Dataset items:
__________
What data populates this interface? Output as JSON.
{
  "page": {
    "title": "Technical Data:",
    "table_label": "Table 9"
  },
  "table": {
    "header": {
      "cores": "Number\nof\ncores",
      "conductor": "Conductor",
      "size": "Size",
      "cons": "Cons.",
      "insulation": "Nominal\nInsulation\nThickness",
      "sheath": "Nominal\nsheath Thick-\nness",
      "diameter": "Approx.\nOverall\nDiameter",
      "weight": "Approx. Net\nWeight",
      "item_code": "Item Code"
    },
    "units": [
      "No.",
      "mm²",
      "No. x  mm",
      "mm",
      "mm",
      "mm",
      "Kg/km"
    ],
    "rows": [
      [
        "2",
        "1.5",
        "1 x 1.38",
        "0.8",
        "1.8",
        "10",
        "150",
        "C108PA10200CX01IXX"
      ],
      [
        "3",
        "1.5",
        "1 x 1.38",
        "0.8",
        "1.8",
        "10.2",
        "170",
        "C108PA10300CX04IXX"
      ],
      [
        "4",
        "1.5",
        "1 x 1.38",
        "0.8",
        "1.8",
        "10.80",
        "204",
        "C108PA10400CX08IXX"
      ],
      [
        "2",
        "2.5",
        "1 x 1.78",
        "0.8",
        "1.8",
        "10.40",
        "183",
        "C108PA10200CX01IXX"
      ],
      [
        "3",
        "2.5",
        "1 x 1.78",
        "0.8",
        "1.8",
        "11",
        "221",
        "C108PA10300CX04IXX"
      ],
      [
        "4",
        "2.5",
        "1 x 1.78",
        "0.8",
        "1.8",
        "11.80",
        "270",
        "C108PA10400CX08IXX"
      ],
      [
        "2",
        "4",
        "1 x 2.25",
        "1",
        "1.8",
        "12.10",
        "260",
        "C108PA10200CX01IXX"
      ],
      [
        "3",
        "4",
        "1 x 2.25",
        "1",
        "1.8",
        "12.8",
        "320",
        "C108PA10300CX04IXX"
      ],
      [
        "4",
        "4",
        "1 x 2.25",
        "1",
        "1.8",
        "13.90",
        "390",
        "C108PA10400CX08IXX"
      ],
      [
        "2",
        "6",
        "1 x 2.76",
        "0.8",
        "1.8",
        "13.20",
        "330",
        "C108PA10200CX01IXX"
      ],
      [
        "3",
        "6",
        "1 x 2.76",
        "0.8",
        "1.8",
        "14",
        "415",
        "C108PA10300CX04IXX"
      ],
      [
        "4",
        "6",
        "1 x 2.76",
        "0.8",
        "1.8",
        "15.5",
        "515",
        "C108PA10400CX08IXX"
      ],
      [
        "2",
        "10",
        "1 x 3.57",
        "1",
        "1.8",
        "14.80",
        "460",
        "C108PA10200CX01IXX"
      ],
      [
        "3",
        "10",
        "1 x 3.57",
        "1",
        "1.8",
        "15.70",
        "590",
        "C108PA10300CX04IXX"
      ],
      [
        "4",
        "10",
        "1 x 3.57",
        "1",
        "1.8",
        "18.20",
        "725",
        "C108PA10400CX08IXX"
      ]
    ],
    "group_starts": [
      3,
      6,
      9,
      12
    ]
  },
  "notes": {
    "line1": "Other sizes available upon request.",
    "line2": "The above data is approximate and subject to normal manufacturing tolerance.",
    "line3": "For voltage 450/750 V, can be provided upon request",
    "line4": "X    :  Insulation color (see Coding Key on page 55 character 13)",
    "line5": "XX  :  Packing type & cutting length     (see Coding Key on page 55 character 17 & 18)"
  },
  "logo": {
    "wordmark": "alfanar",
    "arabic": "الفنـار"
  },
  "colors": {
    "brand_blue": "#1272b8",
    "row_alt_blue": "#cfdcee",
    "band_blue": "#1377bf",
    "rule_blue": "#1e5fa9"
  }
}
__________
Requirements ->
Only the number is wanted: how many lines of the data contain the word "page"?

Written answer ->
3